====== Exercise data

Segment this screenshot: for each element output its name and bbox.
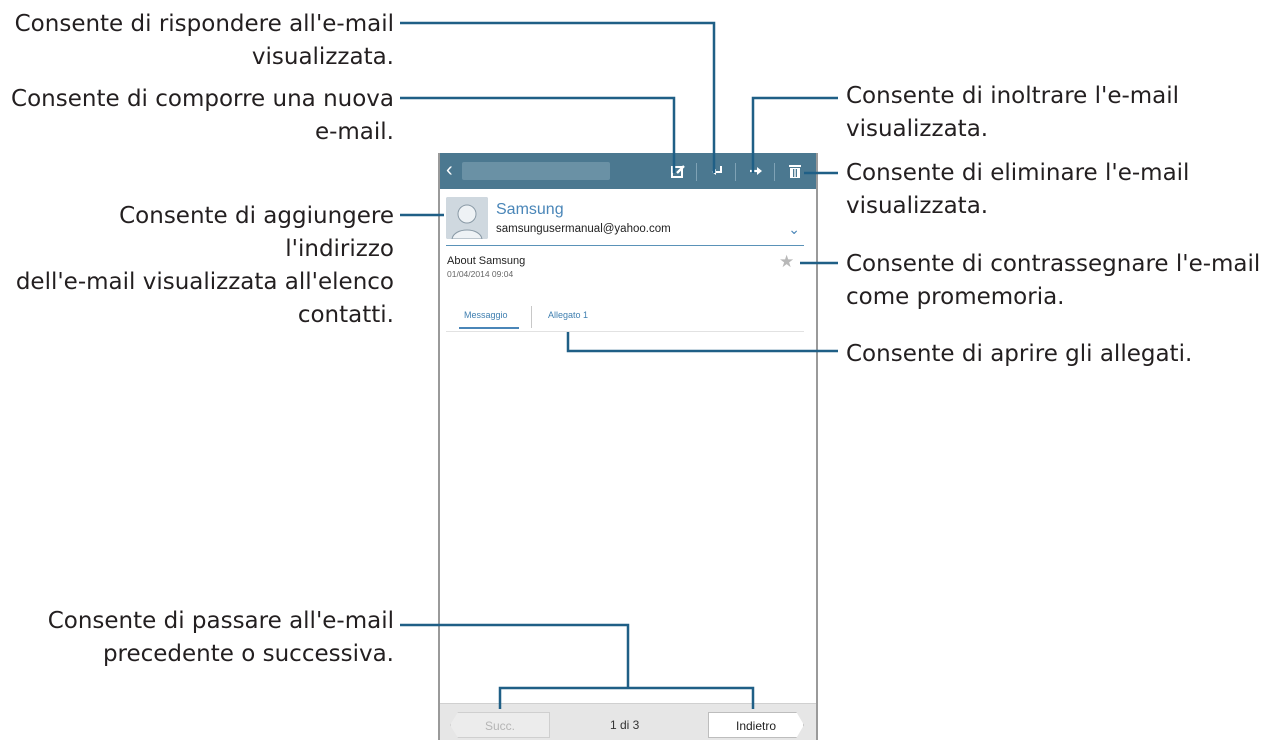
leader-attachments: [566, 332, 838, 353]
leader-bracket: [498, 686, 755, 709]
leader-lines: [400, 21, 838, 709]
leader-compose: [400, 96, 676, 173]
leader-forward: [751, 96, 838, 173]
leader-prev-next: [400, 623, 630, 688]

============

• Problem:
Can you reproduce the listing above with "bbox" replaced by "bounding box", changing nothing else and leaving out the pictures?

• Response to this exercise:
Segment this screenshot: for each element output its name and bounding box.
leader-attachments: [566, 332, 838, 353]
leader-bracket: [498, 686, 755, 709]
leader-lines: [400, 21, 838, 709]
leader-compose: [400, 96, 676, 173]
leader-forward: [751, 96, 838, 173]
leader-prev-next: [400, 623, 630, 688]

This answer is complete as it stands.